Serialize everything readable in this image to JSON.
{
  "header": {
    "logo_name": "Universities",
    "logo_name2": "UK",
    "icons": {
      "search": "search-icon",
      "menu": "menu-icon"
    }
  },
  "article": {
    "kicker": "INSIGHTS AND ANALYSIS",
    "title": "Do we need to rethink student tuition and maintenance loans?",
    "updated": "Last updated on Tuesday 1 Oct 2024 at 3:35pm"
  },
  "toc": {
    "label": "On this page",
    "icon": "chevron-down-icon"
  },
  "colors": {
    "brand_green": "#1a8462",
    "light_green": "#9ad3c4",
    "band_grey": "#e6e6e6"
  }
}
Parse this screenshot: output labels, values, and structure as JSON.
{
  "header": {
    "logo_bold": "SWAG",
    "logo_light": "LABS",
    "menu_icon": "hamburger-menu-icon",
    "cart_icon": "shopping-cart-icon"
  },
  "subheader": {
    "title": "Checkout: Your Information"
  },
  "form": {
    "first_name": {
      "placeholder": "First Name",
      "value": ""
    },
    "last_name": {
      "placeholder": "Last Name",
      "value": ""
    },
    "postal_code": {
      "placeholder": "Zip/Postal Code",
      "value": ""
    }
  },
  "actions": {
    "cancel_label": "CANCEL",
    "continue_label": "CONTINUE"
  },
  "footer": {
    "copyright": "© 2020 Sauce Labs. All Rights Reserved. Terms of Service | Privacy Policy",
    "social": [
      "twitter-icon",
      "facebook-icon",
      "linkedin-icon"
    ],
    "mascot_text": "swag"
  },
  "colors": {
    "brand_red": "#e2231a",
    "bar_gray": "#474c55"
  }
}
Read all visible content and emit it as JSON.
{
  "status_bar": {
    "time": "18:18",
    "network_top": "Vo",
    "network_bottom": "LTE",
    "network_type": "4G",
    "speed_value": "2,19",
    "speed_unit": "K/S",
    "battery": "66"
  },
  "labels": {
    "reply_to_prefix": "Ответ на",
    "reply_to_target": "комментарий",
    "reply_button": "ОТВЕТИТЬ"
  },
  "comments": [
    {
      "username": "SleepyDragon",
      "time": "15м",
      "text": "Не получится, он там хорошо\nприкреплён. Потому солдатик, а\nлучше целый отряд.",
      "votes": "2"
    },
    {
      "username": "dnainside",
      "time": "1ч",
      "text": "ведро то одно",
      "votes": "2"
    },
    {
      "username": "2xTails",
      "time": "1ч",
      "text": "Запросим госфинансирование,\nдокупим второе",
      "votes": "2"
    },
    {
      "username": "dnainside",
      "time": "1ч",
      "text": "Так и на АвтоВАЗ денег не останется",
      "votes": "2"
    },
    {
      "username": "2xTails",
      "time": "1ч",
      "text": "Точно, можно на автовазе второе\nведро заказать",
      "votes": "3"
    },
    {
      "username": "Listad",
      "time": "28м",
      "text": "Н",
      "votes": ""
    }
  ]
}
··········
## Aim
Repeat the entries shown above, every one, word for word.

## Completed exercise
Serialize everything readable in this image to JSON.
{
  "header": {
    "logo_name": "Universities",
    "logo_name2": "UK",
    "icons": {
      "search": "search-icon",
      "menu": "menu-icon"
    }
  },
  "article": {
    "kicker": "INSIGHTS AND ANALYSIS",
    "title": "Do we need to rethink student tuition and maintenance loans?",
    "updated": "Last updated on Tuesday 1 Oct 2024 at 3:35pm"
  },
  "toc": {
    "label": "On this page",
    "icon": "chevron-down-icon"
  },
  "colors": {
    "brand_green": "#1a8462",
    "light_green": "#9ad3c4",
    "band_grey": "#e6e6e6"
  }
}
Parse this screenshot: output labels, values, and structure as JSON.
{
  "header": {
    "logo_bold": "SWAG",
    "logo_light": "LABS",
    "menu_icon": "hamburger-menu-icon",
    "cart_icon": "shopping-cart-icon"
  },
  "subheader": {
    "title": "Checkout: Your Information"
  },
  "form": {
    "first_name": {
      "placeholder": "First Name",
      "value": ""
    },
    "last_name": {
      "placeholder": "Last Name",
      "value": ""
    },
    "postal_code": {
      "placeholder": "Zip/Postal Code",
      "value": ""
    }
  },
  "actions": {
    "cancel_label": "CANCEL",
    "continue_label": "CONTINUE"
  },
  "footer": {
    "copyright": "© 2020 Sauce Labs. All Rights Reserved. Terms of Service | Privacy Policy",
    "social": [
      "twitter-icon",
      "facebook-icon",
      "linkedin-icon"
    ],
    "mascot_text": "swag"
  },
  "colors": {
    "brand_red": "#e2231a",
    "bar_gray": "#474c55"
  }
}
Read all visible content and emit it as JSON.
{
  "status_bar": {
    "time": "18:18",
    "network_top": "Vo",
    "network_bottom": "LTE",
    "network_type": "4G",
    "speed_value": "2,19",
    "speed_unit": "K/S",
    "battery": "66"
  },
  "labels": {
    "reply_to_prefix": "Ответ на",
    "reply_to_target": "комментарий",
    "reply_button": "ОТВЕТИТЬ"
  },
  "comments": [
    {
      "username": "SleepyDragon",
      "time": "15м",
      "text": "Не получится, он там хорошо\nприкреплён. Потому солдатик, а\nлучше целый отряд.",
      "votes": "2"
    },
    {
      "username": "dnainside",
      "time": "1ч",
      "text": "ведро то одно",
      "votes": "2"
    },
    {
      "username": "2xTails",
      "time": "1ч",
      "text": "Запросим госфинансирование,\nдокупим второе",
      "votes": "2"
    },
    {
      "username": "dnainside",
      "time": "1ч",
      "text": "Так и на АвтоВАЗ денег не останется",
      "votes": "2"
    },
    {
      "username": "2xTails",
      "time": "1ч",
      "text": "Точно, можно на автовазе второе\nведро заказать",
      "votes": "3"
    },
    {
      "username": "Listad",
      "time": "28м",
      "text": "Н",
      "votes": ""
    }
  ]
}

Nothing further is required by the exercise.